-- Written problem --
Quote precisely the final stretch of the listing: start at the line containing "Extract all readable text from this page." and stop after the last line.
--- Begin Entries shown ---
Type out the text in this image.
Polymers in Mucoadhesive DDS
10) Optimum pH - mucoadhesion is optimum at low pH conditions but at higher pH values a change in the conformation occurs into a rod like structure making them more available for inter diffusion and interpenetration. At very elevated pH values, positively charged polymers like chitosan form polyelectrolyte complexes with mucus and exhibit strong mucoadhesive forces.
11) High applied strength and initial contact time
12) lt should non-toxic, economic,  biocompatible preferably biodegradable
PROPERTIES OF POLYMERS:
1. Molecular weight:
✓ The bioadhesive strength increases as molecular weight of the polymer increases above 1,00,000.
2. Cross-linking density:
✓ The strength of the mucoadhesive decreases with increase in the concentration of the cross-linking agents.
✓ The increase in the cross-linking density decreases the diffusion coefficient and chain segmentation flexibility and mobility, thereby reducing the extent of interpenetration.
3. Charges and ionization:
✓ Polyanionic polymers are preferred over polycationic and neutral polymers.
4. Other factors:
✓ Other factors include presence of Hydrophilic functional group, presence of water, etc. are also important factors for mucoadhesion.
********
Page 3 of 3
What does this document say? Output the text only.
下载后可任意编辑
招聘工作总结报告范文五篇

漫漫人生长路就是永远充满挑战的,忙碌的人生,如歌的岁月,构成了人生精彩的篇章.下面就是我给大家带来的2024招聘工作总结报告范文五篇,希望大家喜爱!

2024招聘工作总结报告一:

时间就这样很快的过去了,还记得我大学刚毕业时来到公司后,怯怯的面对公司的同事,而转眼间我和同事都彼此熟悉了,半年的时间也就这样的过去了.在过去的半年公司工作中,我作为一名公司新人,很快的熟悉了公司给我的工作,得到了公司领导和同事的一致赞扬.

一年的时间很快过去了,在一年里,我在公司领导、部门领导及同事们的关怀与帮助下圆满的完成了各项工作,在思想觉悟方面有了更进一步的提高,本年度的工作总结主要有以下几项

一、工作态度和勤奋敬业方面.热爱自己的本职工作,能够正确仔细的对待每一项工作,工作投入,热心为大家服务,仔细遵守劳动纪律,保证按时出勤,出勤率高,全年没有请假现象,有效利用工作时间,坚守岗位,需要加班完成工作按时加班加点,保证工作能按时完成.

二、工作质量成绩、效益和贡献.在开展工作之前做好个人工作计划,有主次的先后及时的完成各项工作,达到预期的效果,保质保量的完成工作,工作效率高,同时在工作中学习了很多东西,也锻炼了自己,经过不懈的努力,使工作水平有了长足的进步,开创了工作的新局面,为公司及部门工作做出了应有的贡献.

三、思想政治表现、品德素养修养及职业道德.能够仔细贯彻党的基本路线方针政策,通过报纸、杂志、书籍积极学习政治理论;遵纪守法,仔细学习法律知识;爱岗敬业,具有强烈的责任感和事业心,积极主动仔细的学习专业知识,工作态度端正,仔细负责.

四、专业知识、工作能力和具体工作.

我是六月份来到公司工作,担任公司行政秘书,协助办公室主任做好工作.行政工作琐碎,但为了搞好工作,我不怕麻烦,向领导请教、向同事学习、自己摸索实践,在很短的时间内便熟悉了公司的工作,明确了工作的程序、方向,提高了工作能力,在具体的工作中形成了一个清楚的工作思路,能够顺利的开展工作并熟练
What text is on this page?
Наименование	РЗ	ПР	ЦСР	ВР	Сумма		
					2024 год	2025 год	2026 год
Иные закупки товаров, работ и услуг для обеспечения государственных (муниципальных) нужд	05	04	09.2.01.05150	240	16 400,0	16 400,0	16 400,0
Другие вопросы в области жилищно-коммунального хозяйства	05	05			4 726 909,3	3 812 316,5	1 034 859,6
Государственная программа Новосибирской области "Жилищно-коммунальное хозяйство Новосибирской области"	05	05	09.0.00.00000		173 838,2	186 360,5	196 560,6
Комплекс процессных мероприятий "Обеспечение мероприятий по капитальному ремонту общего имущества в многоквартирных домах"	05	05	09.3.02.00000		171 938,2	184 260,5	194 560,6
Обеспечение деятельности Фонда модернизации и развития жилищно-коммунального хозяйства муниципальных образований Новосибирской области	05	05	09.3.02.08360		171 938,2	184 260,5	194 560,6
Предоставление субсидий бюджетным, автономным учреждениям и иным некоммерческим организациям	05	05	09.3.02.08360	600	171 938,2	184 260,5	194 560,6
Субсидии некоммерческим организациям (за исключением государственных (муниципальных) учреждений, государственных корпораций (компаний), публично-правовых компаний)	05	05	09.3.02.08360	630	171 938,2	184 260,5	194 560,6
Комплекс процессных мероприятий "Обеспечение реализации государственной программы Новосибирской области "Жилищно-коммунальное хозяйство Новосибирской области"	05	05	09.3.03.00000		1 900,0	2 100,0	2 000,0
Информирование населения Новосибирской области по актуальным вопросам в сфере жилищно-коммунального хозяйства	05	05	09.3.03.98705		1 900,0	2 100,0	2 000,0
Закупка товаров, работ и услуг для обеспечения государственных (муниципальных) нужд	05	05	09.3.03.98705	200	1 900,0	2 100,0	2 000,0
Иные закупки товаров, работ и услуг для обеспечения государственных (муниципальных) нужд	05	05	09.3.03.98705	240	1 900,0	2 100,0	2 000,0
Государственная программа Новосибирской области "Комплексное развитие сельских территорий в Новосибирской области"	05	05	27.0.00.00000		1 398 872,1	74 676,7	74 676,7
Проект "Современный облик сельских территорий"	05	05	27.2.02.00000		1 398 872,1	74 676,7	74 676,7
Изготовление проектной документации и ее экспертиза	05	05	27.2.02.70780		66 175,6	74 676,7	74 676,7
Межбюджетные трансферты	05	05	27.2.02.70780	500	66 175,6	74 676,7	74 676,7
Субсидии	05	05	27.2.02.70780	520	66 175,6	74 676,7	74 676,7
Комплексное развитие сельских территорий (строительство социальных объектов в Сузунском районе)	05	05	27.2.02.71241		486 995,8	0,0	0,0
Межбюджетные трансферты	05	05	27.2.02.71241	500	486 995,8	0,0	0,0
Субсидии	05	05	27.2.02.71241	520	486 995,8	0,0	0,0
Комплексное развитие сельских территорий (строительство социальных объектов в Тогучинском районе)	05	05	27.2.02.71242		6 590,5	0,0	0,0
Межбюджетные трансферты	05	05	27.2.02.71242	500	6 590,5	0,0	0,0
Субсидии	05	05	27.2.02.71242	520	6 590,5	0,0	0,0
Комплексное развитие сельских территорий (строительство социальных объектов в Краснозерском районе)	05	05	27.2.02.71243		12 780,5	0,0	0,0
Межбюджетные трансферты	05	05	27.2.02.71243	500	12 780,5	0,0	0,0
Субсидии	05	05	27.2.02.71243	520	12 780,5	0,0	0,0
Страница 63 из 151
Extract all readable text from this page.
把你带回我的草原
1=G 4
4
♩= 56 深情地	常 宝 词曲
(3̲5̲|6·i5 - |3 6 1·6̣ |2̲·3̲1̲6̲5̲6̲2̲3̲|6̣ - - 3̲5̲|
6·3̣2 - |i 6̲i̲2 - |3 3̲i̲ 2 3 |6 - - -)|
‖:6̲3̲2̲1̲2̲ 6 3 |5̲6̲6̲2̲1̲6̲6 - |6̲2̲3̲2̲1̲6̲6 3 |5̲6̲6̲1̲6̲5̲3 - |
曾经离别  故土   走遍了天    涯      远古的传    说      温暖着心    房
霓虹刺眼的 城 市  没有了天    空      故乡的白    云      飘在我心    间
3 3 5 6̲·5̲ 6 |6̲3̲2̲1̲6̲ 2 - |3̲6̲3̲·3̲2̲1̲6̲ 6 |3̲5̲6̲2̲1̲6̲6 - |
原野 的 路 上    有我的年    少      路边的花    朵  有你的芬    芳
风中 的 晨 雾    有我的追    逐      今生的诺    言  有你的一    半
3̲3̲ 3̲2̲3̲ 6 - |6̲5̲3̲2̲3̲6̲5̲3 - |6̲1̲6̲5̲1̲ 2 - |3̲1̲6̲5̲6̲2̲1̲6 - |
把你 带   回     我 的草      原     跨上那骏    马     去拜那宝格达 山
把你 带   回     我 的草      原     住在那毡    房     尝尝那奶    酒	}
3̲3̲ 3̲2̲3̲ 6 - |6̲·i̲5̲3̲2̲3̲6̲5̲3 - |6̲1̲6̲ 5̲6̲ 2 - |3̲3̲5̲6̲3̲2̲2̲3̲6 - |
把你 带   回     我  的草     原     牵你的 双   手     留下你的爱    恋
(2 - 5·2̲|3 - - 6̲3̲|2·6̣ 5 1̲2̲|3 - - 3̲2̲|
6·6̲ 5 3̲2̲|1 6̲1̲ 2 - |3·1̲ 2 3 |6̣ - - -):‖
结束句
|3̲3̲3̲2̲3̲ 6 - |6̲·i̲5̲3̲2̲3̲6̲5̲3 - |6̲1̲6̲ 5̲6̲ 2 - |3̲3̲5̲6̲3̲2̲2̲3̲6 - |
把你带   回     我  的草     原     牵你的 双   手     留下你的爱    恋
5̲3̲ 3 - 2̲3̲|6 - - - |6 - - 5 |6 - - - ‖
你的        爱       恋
--- End Entries shown ---
-- Exercise solution --
Extract all readable text from this page.
把你带回我的草原
1=G 4
4
♩= 56 深情地	常 宝 词曲
(3̲5̲|6·i5 - |3 6 1·6̣ |2̲·3̲1̲6̲5̲6̲2̲3̲|6̣ - - 3̲5̲|
6·3̣2 - |i 6̲i̲2 - |3 3̲i̲ 2 3 |6 - - -)|
‖:6̲3̲2̲1̲2̲ 6 3 |5̲6̲6̲2̲1̲6̲6 - |6̲2̲3̲2̲1̲6̲6 3 |5̲6̲6̲1̲6̲5̲3 - |
曾经离别  故土   走遍了天    涯      远古的传    说      温暖着心    房
霓虹刺眼的 城 市  没有了天    空      故乡的白    云      飘在我心    间
3 3 5 6̲·5̲ 6 |6̲3̲2̲1̲6̲ 2 - |3̲6̲3̲·3̲2̲1̲6̲ 6 |3̲5̲6̲2̲1̲6̲6 - |
原野 的 路 上    有我的年    少      路边的花    朵  有你的芬    芳
风中 的 晨 雾    有我的追    逐      今生的诺    言  有你的一    半
3̲3̲ 3̲2̲3̲ 6 - |6̲5̲3̲2̲3̲6̲5̲3 - |6̲1̲6̲5̲1̲ 2 - |3̲1̲6̲5̲6̲2̲1̲6 - |
把你 带   回     我 的草      原     跨上那骏    马     去拜那宝格达 山
把你 带   回     我 的草      原     住在那毡    房     尝尝那奶    酒	}
3̲3̲ 3̲2̲3̲ 6 - |6̲·i̲5̲3̲2̲3̲6̲5̲3 - |6̲1̲6̲ 5̲6̲ 2 - |3̲3̲5̲6̲3̲2̲2̲3̲6 - |
把你 带   回     我  的草     原     牵你的 双   手     留下你的爱    恋
(2 - 5·2̲|3 - - 6̲3̲|2·6̣ 5 1̲2̲|3 - - 3̲2̲|
6·6̲ 5 3̲2̲|1 6̲1̲ 2 - |3·1̲ 2 3 |6̣ - - -):‖
结束句
|3̲3̲3̲2̲3̲ 6 - |6̲·i̲5̲3̲2̲3̲6̲5̲3 - |6̲1̲6̲ 5̲6̲ 2 - |3̲3̲5̲6̲3̲2̲2̲3̲6 - |
把你带   回     我  的草     原     牵你的 双   手     留下你的爱    恋
5̲3̲ 3 - 2̲3̲|6 - - - |6 - - 5 |6 - - - ‖
你的        爱       恋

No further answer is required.